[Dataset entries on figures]
---*---

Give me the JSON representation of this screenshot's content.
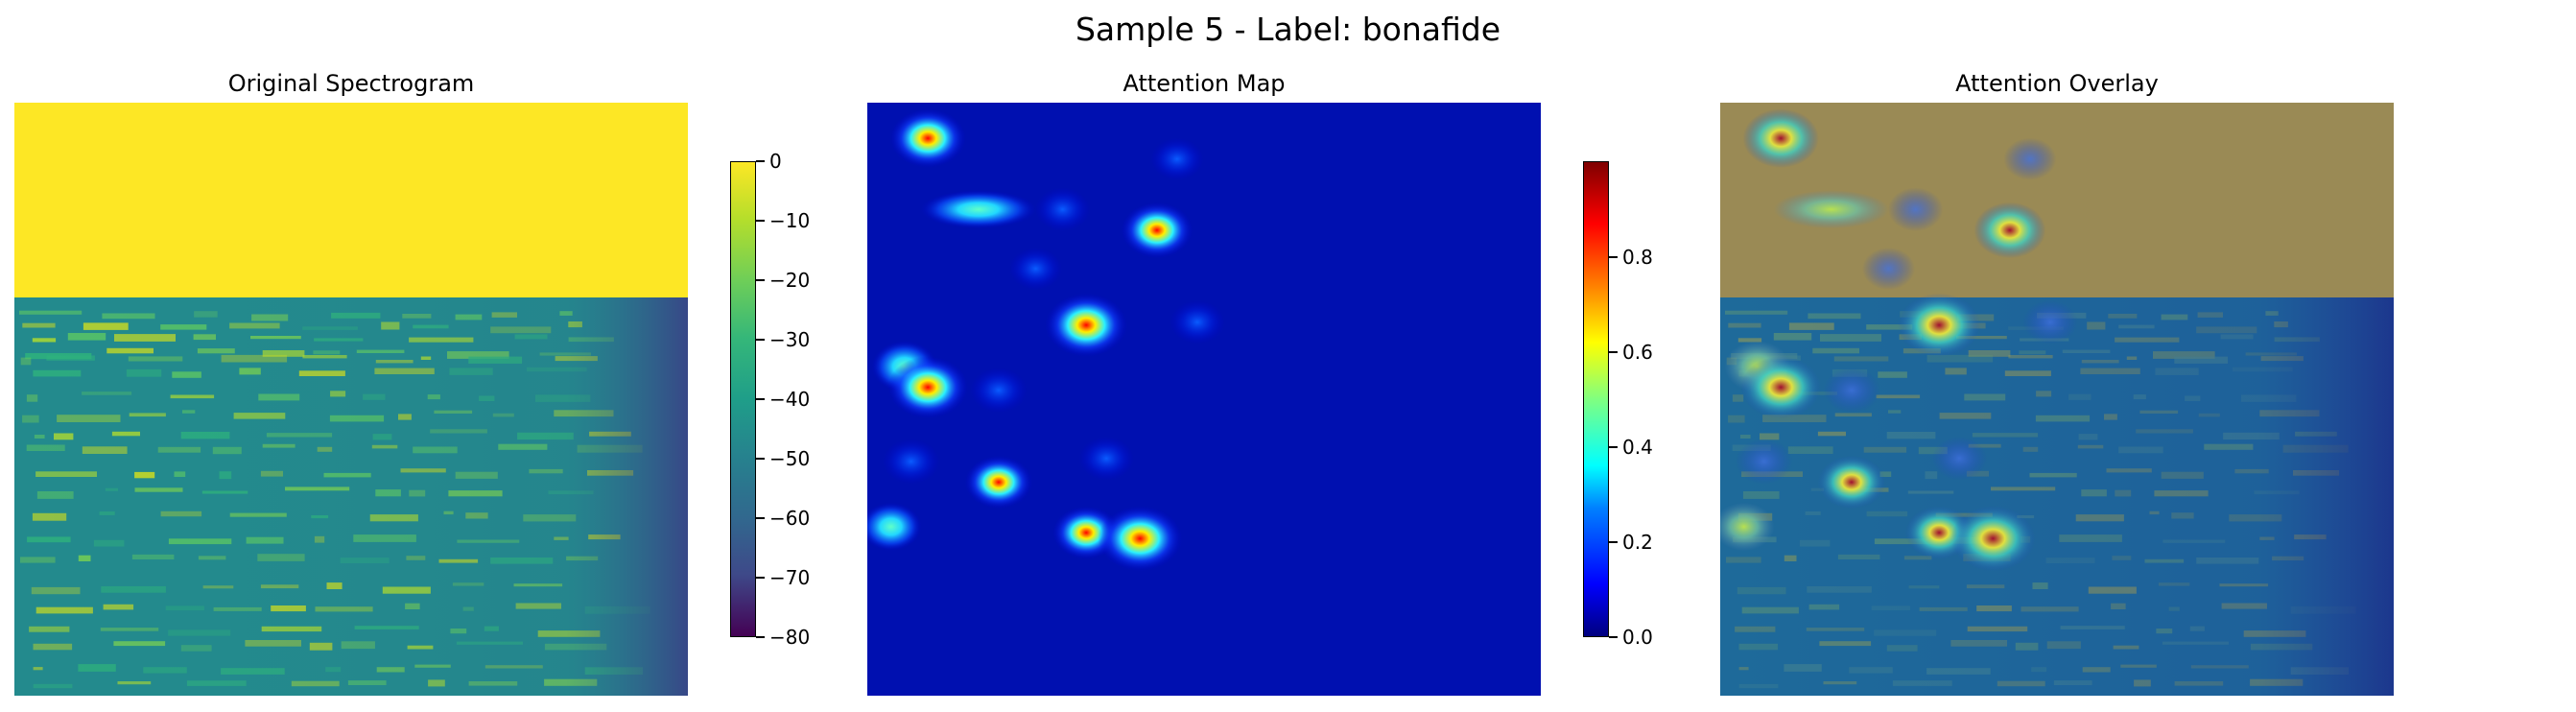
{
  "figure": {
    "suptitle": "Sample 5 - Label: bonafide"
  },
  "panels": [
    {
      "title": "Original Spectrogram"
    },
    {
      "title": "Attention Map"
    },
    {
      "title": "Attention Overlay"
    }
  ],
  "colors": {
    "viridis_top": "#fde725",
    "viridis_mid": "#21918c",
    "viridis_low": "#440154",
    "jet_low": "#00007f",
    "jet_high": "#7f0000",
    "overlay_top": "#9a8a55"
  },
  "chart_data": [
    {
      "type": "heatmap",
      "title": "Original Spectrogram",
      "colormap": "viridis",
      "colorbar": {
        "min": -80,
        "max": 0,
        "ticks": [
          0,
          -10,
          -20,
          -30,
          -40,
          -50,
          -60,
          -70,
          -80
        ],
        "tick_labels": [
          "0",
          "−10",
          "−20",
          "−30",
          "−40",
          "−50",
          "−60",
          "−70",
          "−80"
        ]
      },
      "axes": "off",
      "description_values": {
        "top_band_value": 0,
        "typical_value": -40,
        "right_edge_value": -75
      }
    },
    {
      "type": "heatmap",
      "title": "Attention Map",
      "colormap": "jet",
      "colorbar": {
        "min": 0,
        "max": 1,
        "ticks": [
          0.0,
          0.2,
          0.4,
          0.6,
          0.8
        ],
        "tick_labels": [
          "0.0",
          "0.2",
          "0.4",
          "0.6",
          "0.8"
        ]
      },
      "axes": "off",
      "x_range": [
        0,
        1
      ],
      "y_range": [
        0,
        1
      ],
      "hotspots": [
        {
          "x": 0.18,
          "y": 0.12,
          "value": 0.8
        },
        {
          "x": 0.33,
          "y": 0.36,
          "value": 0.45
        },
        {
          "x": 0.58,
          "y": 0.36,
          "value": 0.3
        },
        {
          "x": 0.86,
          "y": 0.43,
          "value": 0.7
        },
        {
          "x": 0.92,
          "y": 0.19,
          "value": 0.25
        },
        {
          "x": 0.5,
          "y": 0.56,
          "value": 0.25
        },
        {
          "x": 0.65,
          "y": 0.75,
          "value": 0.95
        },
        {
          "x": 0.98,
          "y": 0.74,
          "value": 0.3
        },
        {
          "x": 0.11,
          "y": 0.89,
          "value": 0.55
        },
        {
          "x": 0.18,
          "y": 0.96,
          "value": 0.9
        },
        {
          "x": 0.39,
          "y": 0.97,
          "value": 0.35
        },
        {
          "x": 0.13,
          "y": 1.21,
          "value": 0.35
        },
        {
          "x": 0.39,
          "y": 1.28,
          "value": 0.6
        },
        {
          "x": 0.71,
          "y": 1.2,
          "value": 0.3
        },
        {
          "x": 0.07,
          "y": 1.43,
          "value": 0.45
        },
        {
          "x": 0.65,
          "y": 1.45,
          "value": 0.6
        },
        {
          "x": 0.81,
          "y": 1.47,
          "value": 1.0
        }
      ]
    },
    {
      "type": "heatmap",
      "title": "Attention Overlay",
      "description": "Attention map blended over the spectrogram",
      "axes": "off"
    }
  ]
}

---*---

#### Exercise task
From the material above, reproduce everything verbatim except the pictures.

#### Output of the exercise
Give me the JSON representation of this screenshot's content.
{
  "figure": {
    "suptitle": "Sample 5 - Label: bonafide"
  },
  "panels": [
    {
      "title": "Original Spectrogram"
    },
    {
      "title": "Attention Map"
    },
    {
      "title": "Attention Overlay"
    }
  ],
  "colors": {
    "viridis_top": "#fde725",
    "viridis_mid": "#21918c",
    "viridis_low": "#440154",
    "jet_low": "#00007f",
    "jet_high": "#7f0000",
    "overlay_top": "#9a8a55"
  },
  "chart_data": [
    {
      "type": "heatmap",
      "title": "Original Spectrogram",
      "colormap": "viridis",
      "colorbar": {
        "min": -80,
        "max": 0,
        "ticks": [
          0,
          -10,
          -20,
          -30,
          -40,
          -50,
          -60,
          -70,
          -80
        ],
        "tick_labels": [
          "0",
          "−10",
          "−20",
          "−30",
          "−40",
          "−50",
          "−60",
          "−70",
          "−80"
        ]
      },
      "axes": "off",
      "description_values": {
        "top_band_value": 0,
        "typical_value": -40,
        "right_edge_value": -75
      }
    },
    {
      "type": "heatmap",
      "title": "Attention Map",
      "colormap": "jet",
      "colorbar": {
        "min": 0,
        "max": 1,
        "ticks": [
          0.0,
          0.2,
          0.4,
          0.6,
          0.8
        ],
        "tick_labels": [
          "0.0",
          "0.2",
          "0.4",
          "0.6",
          "0.8"
        ]
      },
      "axes": "off",
      "x_range": [
        0,
        1
      ],
      "y_range": [
        0,
        1
      ],
      "hotspots": [
        {
          "x": 0.18,
          "y": 0.12,
          "value": 0.8
        },
        {
          "x": 0.33,
          "y": 0.36,
          "value": 0.45
        },
        {
          "x": 0.58,
          "y": 0.36,
          "value": 0.3
        },
        {
          "x": 0.86,
          "y": 0.43,
          "value": 0.7
        },
        {
          "x": 0.92,
          "y": 0.19,
          "value": 0.25
        },
        {
          "x": 0.5,
          "y": 0.56,
          "value": 0.25
        },
        {
          "x": 0.65,
          "y": 0.75,
          "value": 0.95
        },
        {
          "x": 0.98,
          "y": 0.74,
          "value": 0.3
        },
        {
          "x": 0.11,
          "y": 0.89,
          "value": 0.55
        },
        {
          "x": 0.18,
          "y": 0.96,
          "value": 0.9
        },
        {
          "x": 0.39,
          "y": 0.97,
          "value": 0.35
        },
        {
          "x": 0.13,
          "y": 1.21,
          "value": 0.35
        },
        {
          "x": 0.39,
          "y": 1.28,
          "value": 0.6
        },
        {
          "x": 0.71,
          "y": 1.2,
          "value": 0.3
        },
        {
          "x": 0.07,
          "y": 1.43,
          "value": 0.45
        },
        {
          "x": 0.65,
          "y": 1.45,
          "value": 0.6
        },
        {
          "x": 0.81,
          "y": 1.47,
          "value": 1.0
        }
      ]
    },
    {
      "type": "heatmap",
      "title": "Attention Overlay",
      "description": "Attention map blended over the spectrogram",
      "axes": "off"
    }
  ]
}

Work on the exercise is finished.